## start RECORD SET
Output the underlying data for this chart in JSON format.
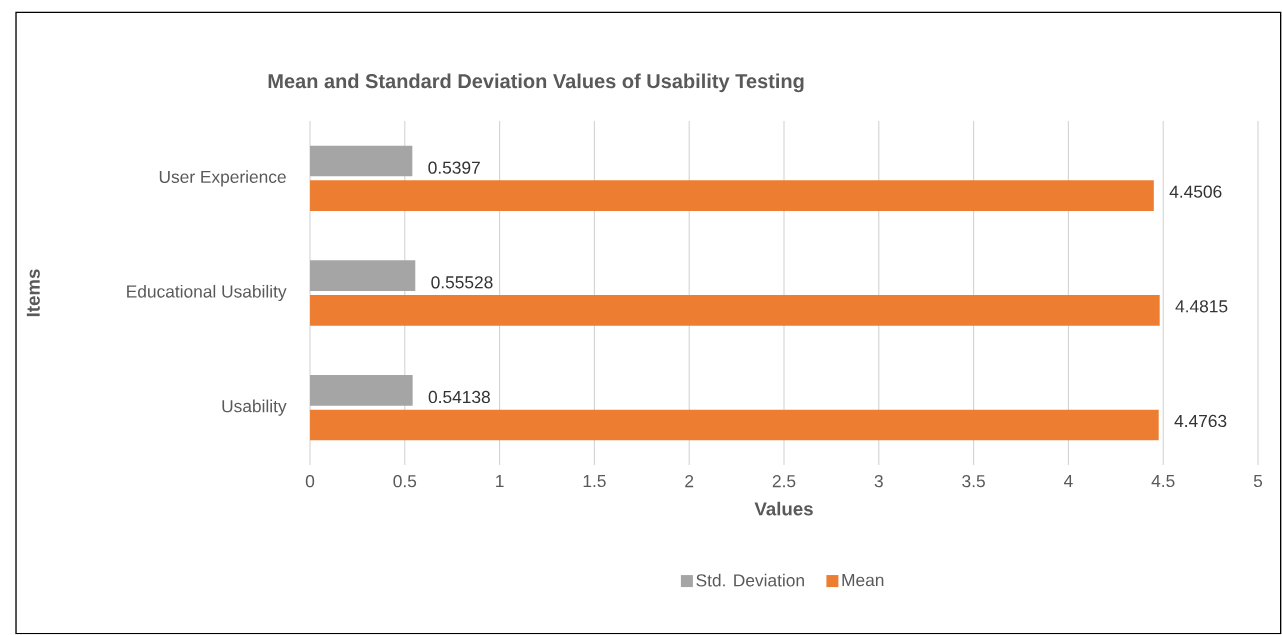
{
  "chart_data": {
    "type": "bar",
    "orientation": "horizontal",
    "title": "Mean and Standard Deviation Values of Usability Testing",
    "xlabel": "Values",
    "ylabel": "Items",
    "categories": [
      "User Experience",
      "Educational Usability",
      "Usability"
    ],
    "series": [
      {
        "name": "Std. Deviation",
        "color": "#a5a5a5",
        "values": [
          0.5397,
          0.55528,
          0.54138
        ]
      },
      {
        "name": "Mean",
        "color": "#ed7d31",
        "values": [
          4.4506,
          4.4815,
          4.4763
        ]
      }
    ],
    "xlim": [
      0,
      5
    ],
    "xticks": [
      0,
      0.5,
      1,
      1.5,
      2,
      2.5,
      3,
      3.5,
      4,
      4.5,
      5
    ],
    "grid": "x",
    "legend": "bottom",
    "data_labels": true
  }
}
## end RECORD SET
(REQUIRED TASK)
Write out the listing above exactly as it stands, pictures excluded.

(SOLUTION)
Output the underlying data for this chart in JSON format.
{
  "chart_data": {
    "type": "bar",
    "orientation": "horizontal",
    "title": "Mean and Standard Deviation Values of Usability Testing",
    "xlabel": "Values",
    "ylabel": "Items",
    "categories": [
      "User Experience",
      "Educational Usability",
      "Usability"
    ],
    "series": [
      {
        "name": "Std. Deviation",
        "color": "#a5a5a5",
        "values": [
          0.5397,
          0.55528,
          0.54138
        ]
      },
      {
        "name": "Mean",
        "color": "#ed7d31",
        "values": [
          4.4506,
          4.4815,
          4.4763
        ]
      }
    ],
    "xlim": [
      0,
      5
    ],
    "xticks": [
      0,
      0.5,
      1,
      1.5,
      2,
      2.5,
      3,
      3.5,
      4,
      4.5,
      5
    ],
    "grid": "x",
    "legend": "bottom",
    "data_labels": true
  }
}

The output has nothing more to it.